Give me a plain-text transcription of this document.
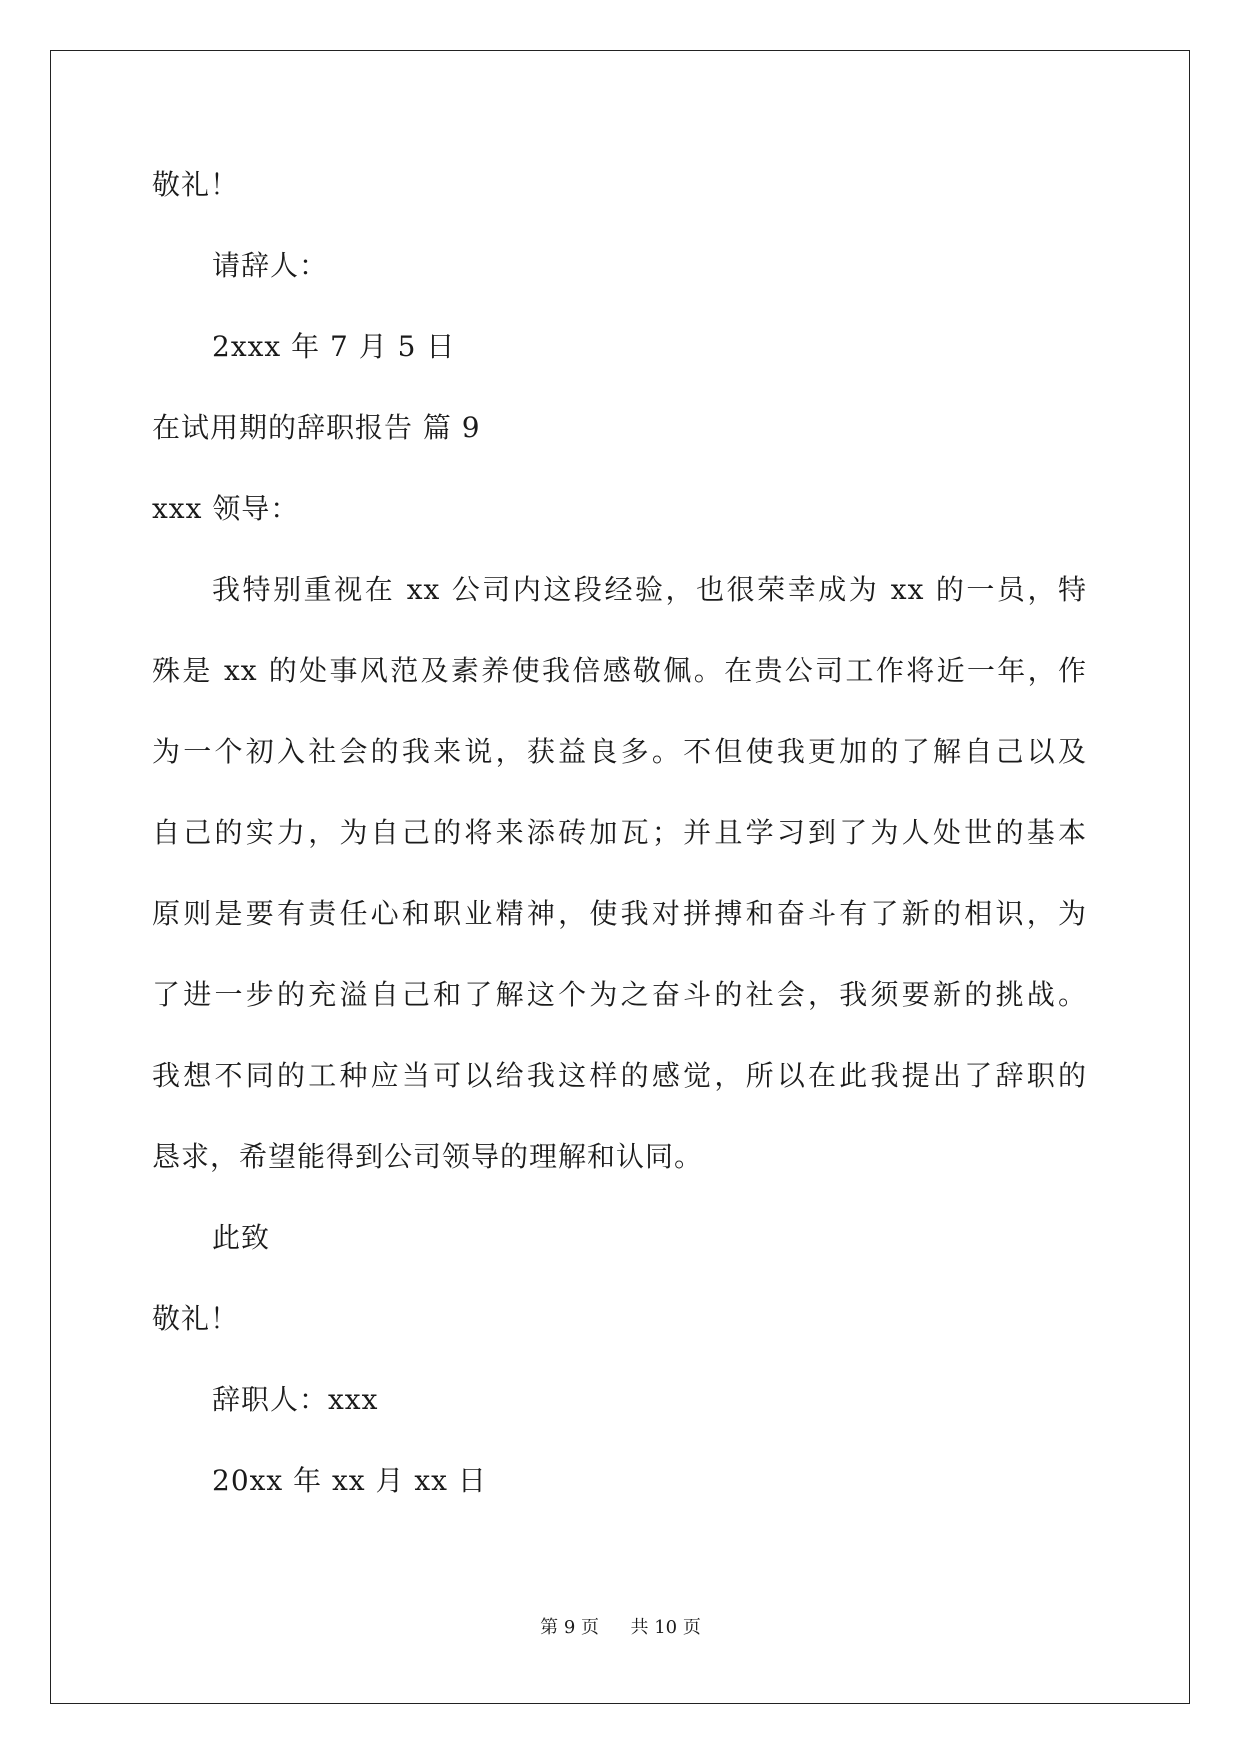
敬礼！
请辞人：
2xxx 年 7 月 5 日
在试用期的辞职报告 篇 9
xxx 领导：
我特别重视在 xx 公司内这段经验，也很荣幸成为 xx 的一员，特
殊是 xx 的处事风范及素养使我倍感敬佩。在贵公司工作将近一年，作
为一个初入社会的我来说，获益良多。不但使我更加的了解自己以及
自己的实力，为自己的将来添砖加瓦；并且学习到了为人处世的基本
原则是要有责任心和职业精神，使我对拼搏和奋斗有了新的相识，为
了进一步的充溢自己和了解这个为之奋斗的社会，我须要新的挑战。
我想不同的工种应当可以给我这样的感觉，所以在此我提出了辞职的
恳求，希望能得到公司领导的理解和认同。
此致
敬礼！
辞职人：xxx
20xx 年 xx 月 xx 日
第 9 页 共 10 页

**TO BE DONE**
Every line should be retyped exactly, with the pictures omitted.

**ANSWER IN FULL**
Give me a plain-text transcription of this document.
敬礼！
请辞人：
2xxx 年 7 月 5 日
在试用期的辞职报告 篇 9
xxx 领导：
我特别重视在 xx 公司内这段经验，也很荣幸成为 xx 的一员，特
殊是 xx 的处事风范及素养使我倍感敬佩。在贵公司工作将近一年，作
为一个初入社会的我来说，获益良多。不但使我更加的了解自己以及
自己的实力，为自己的将来添砖加瓦；并且学习到了为人处世的基本
原则是要有责任心和职业精神，使我对拼搏和奋斗有了新的相识，为
了进一步的充溢自己和了解这个为之奋斗的社会，我须要新的挑战。
我想不同的工种应当可以给我这样的感觉，所以在此我提出了辞职的
恳求，希望能得到公司领导的理解和认同。
此致
敬礼！
辞职人：xxx
20xx 年 xx 月 xx 日
第 9 页 共 10 页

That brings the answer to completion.